— START OF Record set —

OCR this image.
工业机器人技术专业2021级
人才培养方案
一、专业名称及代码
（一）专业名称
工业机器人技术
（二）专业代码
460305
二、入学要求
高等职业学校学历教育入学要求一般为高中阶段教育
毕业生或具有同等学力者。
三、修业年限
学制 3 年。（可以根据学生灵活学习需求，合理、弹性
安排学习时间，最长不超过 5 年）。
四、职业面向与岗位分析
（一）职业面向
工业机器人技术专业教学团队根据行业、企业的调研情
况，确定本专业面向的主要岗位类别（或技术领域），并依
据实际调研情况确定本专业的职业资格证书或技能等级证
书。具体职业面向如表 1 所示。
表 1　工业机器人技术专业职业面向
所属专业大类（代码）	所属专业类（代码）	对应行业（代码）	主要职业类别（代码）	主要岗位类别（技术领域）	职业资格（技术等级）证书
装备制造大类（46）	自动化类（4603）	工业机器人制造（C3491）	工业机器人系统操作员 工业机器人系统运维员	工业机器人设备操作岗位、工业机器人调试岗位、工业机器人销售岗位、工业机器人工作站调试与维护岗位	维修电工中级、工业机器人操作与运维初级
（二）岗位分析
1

— END OF Record set —

**Brief:** All of the entries should be written out again exactly.

**Final result:**
OCR this image.
工业机器人技术专业2021级
人才培养方案
一、专业名称及代码
（一）专业名称
工业机器人技术
（二）专业代码
460305
二、入学要求
高等职业学校学历教育入学要求一般为高中阶段教育
毕业生或具有同等学力者。
三、修业年限
学制 3 年。（可以根据学生灵活学习需求，合理、弹性
安排学习时间，最长不超过 5 年）。
四、职业面向与岗位分析
（一）职业面向
工业机器人技术专业教学团队根据行业、企业的调研情
况，确定本专业面向的主要岗位类别（或技术领域），并依
据实际调研情况确定本专业的职业资格证书或技能等级证
书。具体职业面向如表 1 所示。
表 1　工业机器人技术专业职业面向
所属专业大类（代码）	所属专业类（代码）	对应行业（代码）	主要职业类别（代码）	主要岗位类别（技术领域）	职业资格（技术等级）证书
装备制造大类（46）	自动化类（4603）	工业机器人制造（C3491）	工业机器人系统操作员 工业机器人系统运维员	工业机器人设备操作岗位、工业机器人调试岗位、工业机器人销售岗位、工业机器人工作站调试与维护岗位	维修电工中级、工业机器人操作与运维初级
（二）岗位分析
1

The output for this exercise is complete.